EXERCISE BRIEF =
Write out the whole listing, matching it exactly.

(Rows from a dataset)

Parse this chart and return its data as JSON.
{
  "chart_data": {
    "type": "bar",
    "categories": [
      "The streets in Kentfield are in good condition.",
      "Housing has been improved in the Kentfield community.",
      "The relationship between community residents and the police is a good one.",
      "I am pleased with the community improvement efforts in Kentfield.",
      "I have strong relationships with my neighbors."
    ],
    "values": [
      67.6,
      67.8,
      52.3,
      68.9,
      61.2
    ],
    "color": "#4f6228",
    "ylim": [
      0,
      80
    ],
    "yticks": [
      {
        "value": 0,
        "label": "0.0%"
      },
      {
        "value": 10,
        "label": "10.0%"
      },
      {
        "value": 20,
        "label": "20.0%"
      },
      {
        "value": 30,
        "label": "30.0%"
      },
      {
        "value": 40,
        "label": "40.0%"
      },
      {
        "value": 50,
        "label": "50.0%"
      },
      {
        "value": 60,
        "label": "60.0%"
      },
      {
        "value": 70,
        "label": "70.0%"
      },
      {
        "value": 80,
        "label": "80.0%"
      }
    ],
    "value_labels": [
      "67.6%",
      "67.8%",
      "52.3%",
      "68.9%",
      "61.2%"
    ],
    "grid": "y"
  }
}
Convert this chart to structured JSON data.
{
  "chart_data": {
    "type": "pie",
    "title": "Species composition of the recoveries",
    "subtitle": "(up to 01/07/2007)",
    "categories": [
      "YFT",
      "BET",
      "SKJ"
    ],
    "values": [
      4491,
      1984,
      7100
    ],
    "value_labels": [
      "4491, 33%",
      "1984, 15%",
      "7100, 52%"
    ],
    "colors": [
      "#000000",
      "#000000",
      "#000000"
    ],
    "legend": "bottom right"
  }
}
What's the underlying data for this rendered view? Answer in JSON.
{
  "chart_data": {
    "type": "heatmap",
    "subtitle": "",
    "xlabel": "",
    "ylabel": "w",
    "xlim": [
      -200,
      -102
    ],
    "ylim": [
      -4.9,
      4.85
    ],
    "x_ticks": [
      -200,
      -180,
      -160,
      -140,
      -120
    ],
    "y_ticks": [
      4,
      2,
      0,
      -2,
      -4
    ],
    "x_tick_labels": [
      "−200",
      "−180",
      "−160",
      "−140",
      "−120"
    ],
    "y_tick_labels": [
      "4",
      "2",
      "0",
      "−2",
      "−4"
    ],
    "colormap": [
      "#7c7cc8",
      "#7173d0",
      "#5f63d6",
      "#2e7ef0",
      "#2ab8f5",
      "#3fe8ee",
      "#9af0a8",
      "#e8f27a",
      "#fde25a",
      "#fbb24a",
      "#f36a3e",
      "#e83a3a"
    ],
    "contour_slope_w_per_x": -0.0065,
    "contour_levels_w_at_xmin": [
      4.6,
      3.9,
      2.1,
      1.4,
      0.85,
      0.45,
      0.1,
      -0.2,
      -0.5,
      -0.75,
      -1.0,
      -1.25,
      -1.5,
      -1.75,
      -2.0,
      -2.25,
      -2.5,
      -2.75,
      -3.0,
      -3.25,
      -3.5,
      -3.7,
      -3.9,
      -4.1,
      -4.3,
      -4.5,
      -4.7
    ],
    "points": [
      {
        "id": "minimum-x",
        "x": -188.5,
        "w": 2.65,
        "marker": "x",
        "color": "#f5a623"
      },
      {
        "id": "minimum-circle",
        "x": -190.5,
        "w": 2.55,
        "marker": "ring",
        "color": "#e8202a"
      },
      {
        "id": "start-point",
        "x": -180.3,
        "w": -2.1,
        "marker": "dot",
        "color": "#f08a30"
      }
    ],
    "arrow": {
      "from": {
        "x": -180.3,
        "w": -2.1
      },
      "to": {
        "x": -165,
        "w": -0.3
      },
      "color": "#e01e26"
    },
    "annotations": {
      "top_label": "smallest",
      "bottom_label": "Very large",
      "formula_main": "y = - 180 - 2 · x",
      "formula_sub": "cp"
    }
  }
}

THE REPLY =
Parse this chart and return its data as JSON.
{
  "chart_data": {
    "type": "bar",
    "categories": [
      "The streets in Kentfield are in good condition.",
      "Housing has been improved in the Kentfield community.",
      "The relationship between community residents and the police is a good one.",
      "I am pleased with the community improvement efforts in Kentfield.",
      "I have strong relationships with my neighbors."
    ],
    "values": [
      67.6,
      67.8,
      52.3,
      68.9,
      61.2
    ],
    "color": "#4f6228",
    "ylim": [
      0,
      80
    ],
    "yticks": [
      {
        "value": 0,
        "label": "0.0%"
      },
      {
        "value": 10,
        "label": "10.0%"
      },
      {
        "value": 20,
        "label": "20.0%"
      },
      {
        "value": 30,
        "label": "30.0%"
      },
      {
        "value": 40,
        "label": "40.0%"
      },
      {
        "value": 50,
        "label": "50.0%"
      },
      {
        "value": 60,
        "label": "60.0%"
      },
      {
        "value": 70,
        "label": "70.0%"
      },
      {
        "value": 80,
        "label": "80.0%"
      }
    ],
    "value_labels": [
      "67.6%",
      "67.8%",
      "52.3%",
      "68.9%",
      "61.2%"
    ],
    "grid": "y"
  }
}
Convert this chart to structured JSON data.
{
  "chart_data": {
    "type": "pie",
    "title": "Species composition of the recoveries",
    "subtitle": "(up to 01/07/2007)",
    "categories": [
      "YFT",
      "BET",
      "SKJ"
    ],
    "values": [
      4491,
      1984,
      7100
    ],
    "value_labels": [
      "4491, 33%",
      "1984, 15%",
      "7100, 52%"
    ],
    "colors": [
      "#000000",
      "#000000",
      "#000000"
    ],
    "legend": "bottom right"
  }
}
What's the underlying data for this rendered view? Answer in JSON.
{
  "chart_data": {
    "type": "heatmap",
    "subtitle": "",
    "xlabel": "",
    "ylabel": "w",
    "xlim": [
      -200,
      -102
    ],
    "ylim": [
      -4.9,
      4.85
    ],
    "x_ticks": [
      -200,
      -180,
      -160,
      -140,
      -120
    ],
    "y_ticks": [
      4,
      2,
      0,
      -2,
      -4
    ],
    "x_tick_labels": [
      "−200",
      "−180",
      "−160",
      "−140",
      "−120"
    ],
    "y_tick_labels": [
      "4",
      "2",
      "0",
      "−2",
      "−4"
    ],
    "colormap": [
      "#7c7cc8",
      "#7173d0",
      "#5f63d6",
      "#2e7ef0",
      "#2ab8f5",
      "#3fe8ee",
      "#9af0a8",
      "#e8f27a",
      "#fde25a",
      "#fbb24a",
      "#f36a3e",
      "#e83a3a"
    ],
    "contour_slope_w_per_x": -0.0065,
    "contour_levels_w_at_xmin": [
      4.6,
      3.9,
      2.1,
      1.4,
      0.85,
      0.45,
      0.1,
      -0.2,
      -0.5,
      -0.75,
      -1.0,
      -1.25,
      -1.5,
      -1.75,
      -2.0,
      -2.25,
      -2.5,
      -2.75,
      -3.0,
      -3.25,
      -3.5,
      -3.7,
      -3.9,
      -4.1,
      -4.3,
      -4.5,
      -4.7
    ],
    "points": [
      {
        "id": "minimum-x",
        "x": -188.5,
        "w": 2.65,
        "marker": "x",
        "color": "#f5a623"
      },
      {
        "id": "minimum-circle",
        "x": -190.5,
        "w": 2.55,
        "marker": "ring",
        "color": "#e8202a"
      },
      {
        "id": "start-point",
        "x": -180.3,
        "w": -2.1,
        "marker": "dot",
        "color": "#f08a30"
      }
    ],
    "arrow": {
      "from": {
        "x": -180.3,
        "w": -2.1
      },
      "to": {
        "x": -165,
        "w": -0.3
      },
      "color": "#e01e26"
    },
    "annotations": {
      "top_label": "smallest",
      "bottom_label": "Very large",
      "formula_main": "y = - 180 - 2 · x",
      "formula_sub": "cp"
    }
  }
}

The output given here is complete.